Problem description:
Examine the records and identify each line that includes the string "euros". Copy those lines.

Stored data:
##############################

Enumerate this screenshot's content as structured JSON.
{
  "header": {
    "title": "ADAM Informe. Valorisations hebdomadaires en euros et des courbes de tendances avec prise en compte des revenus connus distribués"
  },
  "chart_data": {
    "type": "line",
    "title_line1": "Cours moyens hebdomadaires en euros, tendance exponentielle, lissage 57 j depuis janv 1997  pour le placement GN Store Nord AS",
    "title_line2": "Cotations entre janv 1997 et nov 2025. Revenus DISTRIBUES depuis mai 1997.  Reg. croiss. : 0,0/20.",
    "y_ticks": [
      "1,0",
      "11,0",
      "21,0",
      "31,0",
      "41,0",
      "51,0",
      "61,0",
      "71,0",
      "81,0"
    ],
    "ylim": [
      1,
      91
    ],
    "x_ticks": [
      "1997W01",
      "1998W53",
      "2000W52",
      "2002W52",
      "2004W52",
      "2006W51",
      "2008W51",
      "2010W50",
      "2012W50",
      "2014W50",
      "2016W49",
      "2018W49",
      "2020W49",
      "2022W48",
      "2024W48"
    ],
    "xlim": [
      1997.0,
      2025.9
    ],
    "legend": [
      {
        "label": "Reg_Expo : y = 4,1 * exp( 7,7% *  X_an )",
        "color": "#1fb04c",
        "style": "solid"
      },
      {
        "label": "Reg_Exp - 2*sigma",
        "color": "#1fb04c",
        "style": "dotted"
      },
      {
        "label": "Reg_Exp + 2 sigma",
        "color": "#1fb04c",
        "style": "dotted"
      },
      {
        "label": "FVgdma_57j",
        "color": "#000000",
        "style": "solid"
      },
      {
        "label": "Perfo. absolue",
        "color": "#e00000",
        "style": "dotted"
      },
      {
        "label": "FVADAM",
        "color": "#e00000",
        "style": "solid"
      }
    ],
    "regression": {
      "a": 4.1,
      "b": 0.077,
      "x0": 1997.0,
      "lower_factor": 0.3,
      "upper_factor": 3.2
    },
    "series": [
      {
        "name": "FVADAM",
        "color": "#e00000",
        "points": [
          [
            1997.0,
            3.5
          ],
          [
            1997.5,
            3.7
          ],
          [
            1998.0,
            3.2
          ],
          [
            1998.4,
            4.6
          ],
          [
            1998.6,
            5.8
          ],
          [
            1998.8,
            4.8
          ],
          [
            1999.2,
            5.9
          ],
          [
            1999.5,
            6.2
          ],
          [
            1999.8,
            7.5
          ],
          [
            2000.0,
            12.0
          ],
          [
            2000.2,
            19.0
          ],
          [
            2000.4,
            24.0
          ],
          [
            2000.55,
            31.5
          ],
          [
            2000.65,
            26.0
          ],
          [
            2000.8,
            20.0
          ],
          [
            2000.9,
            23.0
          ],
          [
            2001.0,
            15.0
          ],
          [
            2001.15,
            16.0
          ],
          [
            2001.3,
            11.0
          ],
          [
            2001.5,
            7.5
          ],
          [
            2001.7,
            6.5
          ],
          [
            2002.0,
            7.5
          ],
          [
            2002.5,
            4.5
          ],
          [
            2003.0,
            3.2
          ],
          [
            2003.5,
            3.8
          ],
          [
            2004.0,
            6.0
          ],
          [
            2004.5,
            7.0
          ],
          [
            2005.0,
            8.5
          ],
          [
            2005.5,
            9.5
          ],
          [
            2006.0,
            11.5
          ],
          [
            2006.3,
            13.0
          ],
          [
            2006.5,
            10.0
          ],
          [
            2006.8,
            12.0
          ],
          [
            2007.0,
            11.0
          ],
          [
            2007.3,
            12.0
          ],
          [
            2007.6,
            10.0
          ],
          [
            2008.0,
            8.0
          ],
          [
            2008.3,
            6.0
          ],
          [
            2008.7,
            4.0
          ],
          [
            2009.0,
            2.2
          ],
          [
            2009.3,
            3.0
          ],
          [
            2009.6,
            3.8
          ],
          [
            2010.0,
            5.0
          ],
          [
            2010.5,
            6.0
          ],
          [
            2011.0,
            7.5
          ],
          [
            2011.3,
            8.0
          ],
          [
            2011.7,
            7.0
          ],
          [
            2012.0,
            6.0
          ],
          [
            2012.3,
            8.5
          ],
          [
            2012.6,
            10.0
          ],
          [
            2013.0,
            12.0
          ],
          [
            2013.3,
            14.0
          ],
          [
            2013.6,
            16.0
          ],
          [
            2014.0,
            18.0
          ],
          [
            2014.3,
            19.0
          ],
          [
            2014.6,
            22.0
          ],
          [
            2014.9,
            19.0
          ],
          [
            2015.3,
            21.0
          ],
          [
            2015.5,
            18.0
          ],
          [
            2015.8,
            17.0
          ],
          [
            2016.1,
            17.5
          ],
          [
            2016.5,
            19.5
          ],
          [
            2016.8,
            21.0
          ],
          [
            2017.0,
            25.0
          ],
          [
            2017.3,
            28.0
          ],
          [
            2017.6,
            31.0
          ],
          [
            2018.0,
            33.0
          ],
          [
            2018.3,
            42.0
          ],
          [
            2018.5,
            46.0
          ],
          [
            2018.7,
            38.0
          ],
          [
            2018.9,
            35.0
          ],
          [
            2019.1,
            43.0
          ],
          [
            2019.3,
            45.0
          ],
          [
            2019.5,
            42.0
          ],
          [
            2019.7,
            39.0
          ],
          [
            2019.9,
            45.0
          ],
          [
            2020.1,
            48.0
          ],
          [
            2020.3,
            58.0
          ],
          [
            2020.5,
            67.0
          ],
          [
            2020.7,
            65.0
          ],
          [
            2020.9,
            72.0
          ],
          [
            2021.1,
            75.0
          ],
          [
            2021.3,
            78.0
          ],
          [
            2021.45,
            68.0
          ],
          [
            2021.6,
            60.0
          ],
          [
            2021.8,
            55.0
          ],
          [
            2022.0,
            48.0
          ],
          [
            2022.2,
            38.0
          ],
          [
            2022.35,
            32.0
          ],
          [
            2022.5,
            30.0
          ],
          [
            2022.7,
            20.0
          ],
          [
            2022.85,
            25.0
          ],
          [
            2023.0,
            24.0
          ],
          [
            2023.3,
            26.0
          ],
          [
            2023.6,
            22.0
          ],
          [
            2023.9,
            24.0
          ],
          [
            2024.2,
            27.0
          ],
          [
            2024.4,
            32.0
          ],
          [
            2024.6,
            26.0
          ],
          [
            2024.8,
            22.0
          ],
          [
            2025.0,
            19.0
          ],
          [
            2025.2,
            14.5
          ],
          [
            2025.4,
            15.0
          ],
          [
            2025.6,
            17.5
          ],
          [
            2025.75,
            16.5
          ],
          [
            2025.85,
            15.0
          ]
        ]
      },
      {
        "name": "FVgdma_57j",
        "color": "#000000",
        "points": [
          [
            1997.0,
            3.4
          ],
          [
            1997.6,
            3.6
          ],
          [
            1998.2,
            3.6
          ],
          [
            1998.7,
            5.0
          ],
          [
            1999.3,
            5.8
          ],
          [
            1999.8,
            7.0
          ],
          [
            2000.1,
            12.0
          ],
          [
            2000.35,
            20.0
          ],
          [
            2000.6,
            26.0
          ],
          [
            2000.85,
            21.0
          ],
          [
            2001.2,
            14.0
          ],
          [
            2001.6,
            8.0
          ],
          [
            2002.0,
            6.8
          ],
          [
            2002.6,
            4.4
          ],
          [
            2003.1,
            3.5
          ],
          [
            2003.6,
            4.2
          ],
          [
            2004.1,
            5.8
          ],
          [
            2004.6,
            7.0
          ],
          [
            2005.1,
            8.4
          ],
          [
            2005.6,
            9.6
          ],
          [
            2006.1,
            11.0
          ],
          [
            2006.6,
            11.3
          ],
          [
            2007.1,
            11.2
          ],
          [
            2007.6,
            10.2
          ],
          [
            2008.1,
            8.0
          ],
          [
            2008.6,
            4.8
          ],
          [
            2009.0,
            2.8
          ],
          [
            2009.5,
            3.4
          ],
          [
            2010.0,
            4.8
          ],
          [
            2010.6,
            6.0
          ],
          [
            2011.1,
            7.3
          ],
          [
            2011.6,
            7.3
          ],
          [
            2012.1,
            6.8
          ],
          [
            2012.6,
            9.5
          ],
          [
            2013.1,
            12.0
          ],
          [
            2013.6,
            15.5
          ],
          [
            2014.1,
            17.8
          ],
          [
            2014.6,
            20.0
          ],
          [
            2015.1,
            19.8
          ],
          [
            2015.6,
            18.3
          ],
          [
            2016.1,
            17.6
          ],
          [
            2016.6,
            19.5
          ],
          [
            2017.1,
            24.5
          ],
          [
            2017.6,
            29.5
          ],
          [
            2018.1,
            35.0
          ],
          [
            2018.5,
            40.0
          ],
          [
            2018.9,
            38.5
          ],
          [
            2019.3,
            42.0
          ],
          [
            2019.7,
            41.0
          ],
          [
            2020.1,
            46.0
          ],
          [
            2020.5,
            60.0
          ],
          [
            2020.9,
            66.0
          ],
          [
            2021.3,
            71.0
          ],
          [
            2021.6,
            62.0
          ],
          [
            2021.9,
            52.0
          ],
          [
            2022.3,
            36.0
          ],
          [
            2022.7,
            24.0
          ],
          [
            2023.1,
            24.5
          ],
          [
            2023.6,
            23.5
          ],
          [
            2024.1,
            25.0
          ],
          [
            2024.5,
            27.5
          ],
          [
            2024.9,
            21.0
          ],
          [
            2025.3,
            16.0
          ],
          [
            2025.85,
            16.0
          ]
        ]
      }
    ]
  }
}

##############################

The output:
    "title": "ADAM Informe. Valorisations hebdomadaires en euros et des courbes de tendances avec prise en compte des revenus connus distribués"
    "title_line1": "Cours moyens hebdomadaires en euros, tendance exponentielle, lissage 57 j depuis janv 1997  pour le placement GN Store Nord AS",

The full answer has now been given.